Check every line of the entries below for the word "Nadia", and copy the ones that have it.
============
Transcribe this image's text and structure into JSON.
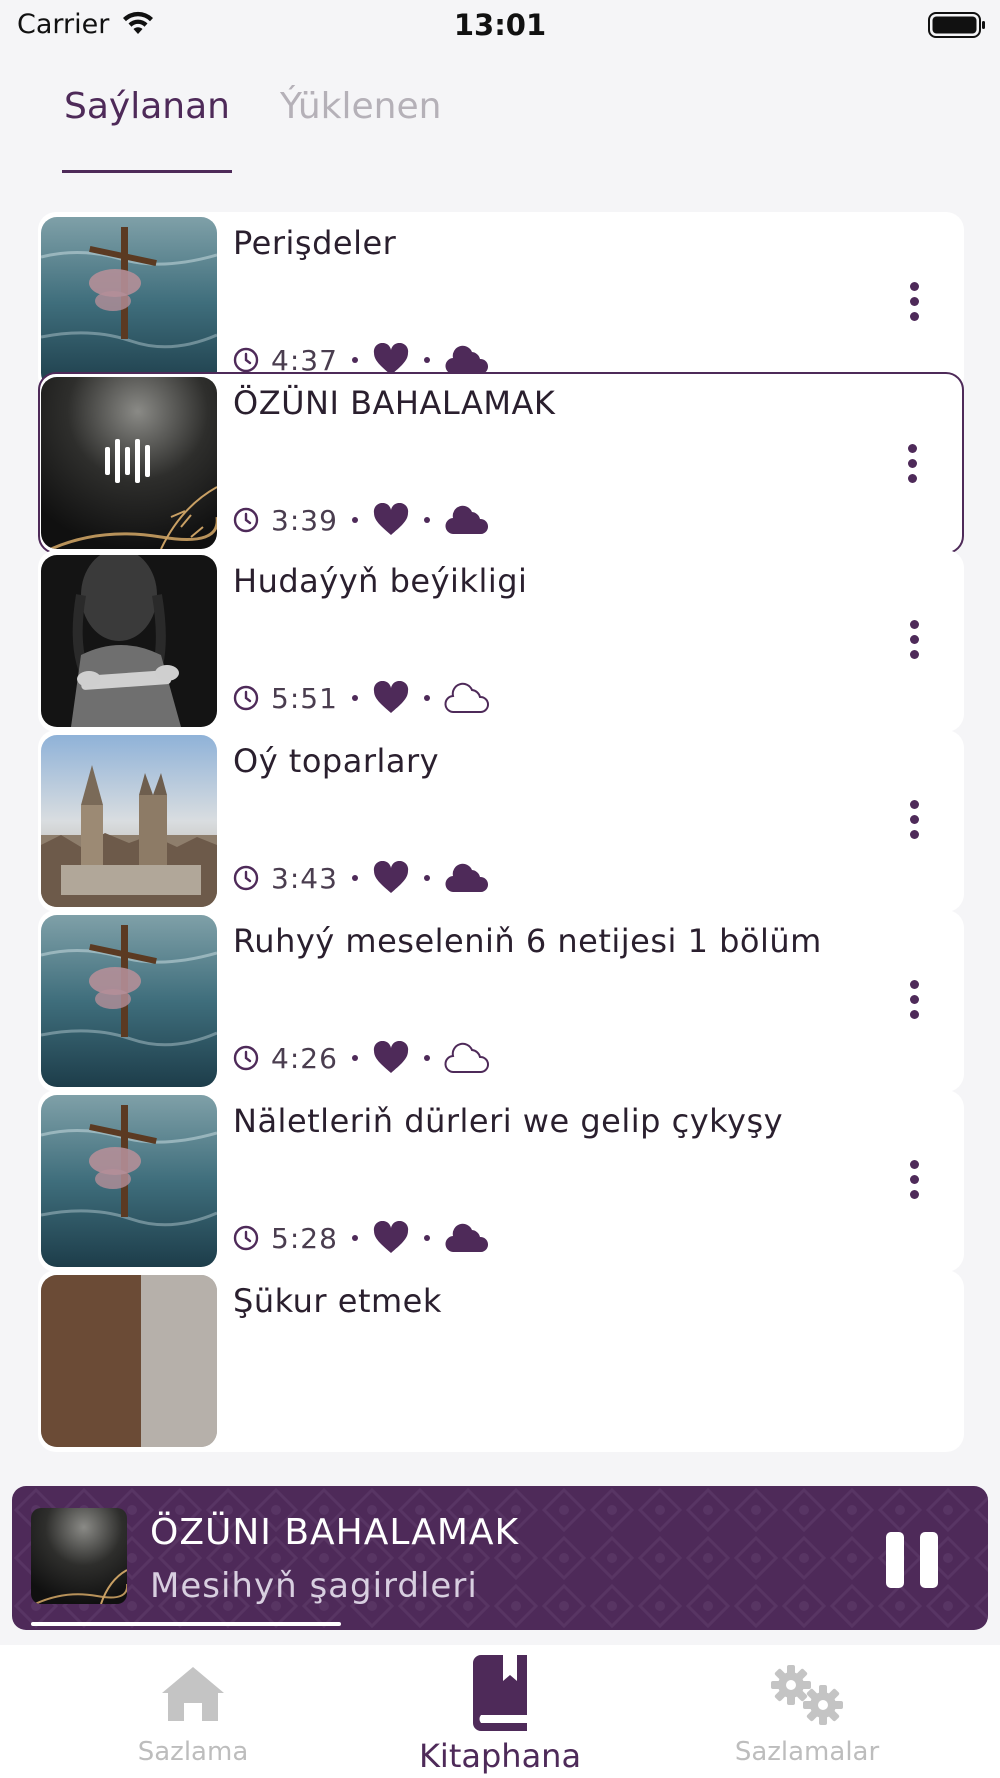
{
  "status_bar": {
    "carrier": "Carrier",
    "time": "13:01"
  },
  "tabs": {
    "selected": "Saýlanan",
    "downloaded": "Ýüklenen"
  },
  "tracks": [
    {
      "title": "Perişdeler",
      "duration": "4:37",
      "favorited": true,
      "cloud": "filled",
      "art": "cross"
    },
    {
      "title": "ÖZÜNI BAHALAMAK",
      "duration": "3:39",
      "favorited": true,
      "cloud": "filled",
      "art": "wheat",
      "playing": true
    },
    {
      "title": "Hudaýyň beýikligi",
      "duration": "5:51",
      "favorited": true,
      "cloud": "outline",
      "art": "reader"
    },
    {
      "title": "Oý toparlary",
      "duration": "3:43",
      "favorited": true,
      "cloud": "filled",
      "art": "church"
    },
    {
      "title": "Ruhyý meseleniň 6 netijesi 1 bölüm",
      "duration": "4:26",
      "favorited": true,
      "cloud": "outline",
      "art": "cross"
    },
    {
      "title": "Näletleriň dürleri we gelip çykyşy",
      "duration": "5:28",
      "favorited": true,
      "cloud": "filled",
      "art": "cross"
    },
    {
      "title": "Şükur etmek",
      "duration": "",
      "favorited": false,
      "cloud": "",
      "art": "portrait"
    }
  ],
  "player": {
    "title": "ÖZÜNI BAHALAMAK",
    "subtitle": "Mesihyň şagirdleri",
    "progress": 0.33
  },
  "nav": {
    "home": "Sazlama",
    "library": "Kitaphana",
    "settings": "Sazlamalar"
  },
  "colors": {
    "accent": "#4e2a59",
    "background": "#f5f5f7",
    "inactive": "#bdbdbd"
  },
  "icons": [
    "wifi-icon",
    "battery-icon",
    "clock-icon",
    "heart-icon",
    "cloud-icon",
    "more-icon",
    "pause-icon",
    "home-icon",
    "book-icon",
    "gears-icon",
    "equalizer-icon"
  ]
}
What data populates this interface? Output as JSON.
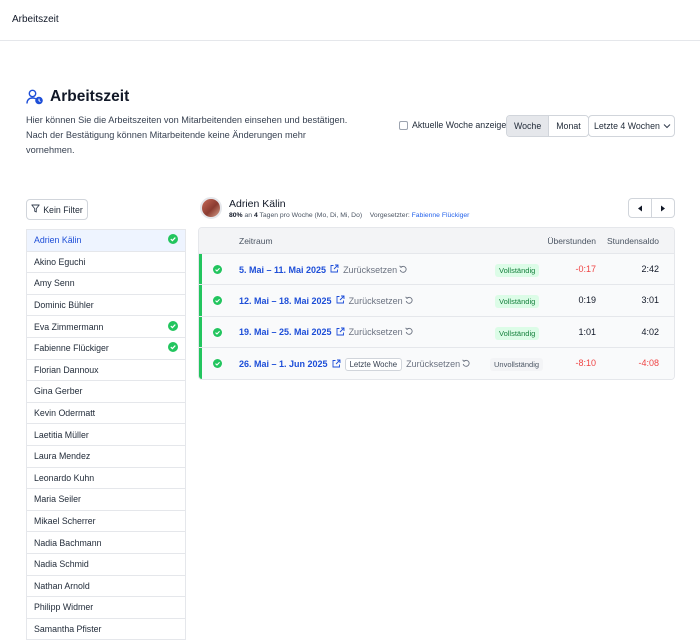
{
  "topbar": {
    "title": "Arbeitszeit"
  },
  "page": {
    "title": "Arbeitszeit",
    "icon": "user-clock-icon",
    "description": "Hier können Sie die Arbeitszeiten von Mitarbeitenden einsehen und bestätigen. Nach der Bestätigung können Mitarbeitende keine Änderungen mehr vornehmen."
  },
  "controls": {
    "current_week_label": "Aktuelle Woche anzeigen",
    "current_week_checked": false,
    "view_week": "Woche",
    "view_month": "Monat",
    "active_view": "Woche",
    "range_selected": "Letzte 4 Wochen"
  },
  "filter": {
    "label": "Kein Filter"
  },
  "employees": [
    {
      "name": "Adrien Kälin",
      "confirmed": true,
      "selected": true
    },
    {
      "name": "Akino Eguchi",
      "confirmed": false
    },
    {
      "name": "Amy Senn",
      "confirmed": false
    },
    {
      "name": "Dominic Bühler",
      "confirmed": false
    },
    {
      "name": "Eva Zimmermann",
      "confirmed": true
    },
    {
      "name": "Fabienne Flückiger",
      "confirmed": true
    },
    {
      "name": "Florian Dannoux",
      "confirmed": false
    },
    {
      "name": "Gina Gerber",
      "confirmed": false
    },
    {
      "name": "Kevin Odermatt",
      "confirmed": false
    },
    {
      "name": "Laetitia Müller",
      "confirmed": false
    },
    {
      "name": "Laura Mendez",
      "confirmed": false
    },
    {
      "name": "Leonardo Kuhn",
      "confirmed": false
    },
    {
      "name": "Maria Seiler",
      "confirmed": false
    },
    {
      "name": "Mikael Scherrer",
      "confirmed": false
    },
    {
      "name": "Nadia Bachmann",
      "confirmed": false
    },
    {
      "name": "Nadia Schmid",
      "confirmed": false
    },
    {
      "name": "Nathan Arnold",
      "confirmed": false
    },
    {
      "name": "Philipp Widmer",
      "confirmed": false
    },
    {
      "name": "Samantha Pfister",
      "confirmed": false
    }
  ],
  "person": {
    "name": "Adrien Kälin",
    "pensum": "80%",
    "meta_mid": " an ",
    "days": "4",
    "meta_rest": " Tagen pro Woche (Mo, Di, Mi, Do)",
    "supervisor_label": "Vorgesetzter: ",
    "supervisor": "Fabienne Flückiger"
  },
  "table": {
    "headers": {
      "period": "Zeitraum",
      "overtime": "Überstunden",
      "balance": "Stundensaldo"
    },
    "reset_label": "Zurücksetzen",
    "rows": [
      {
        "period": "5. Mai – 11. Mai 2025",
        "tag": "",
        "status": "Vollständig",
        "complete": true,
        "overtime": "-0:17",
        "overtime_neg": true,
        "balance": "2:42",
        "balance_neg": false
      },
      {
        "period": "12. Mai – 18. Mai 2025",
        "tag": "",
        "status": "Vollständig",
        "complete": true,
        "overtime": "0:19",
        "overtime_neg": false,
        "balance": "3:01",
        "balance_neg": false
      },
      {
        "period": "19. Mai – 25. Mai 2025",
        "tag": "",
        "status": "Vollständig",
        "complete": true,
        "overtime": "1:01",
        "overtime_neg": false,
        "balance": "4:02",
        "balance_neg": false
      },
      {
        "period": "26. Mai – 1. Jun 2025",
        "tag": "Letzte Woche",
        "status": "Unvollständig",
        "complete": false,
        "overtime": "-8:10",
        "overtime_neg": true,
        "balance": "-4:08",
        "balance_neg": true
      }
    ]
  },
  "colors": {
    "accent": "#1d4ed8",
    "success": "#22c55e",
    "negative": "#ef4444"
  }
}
============
▸ **Reply**
      "name": "Nadia Bachmann",
      "name": "Nadia Schmid",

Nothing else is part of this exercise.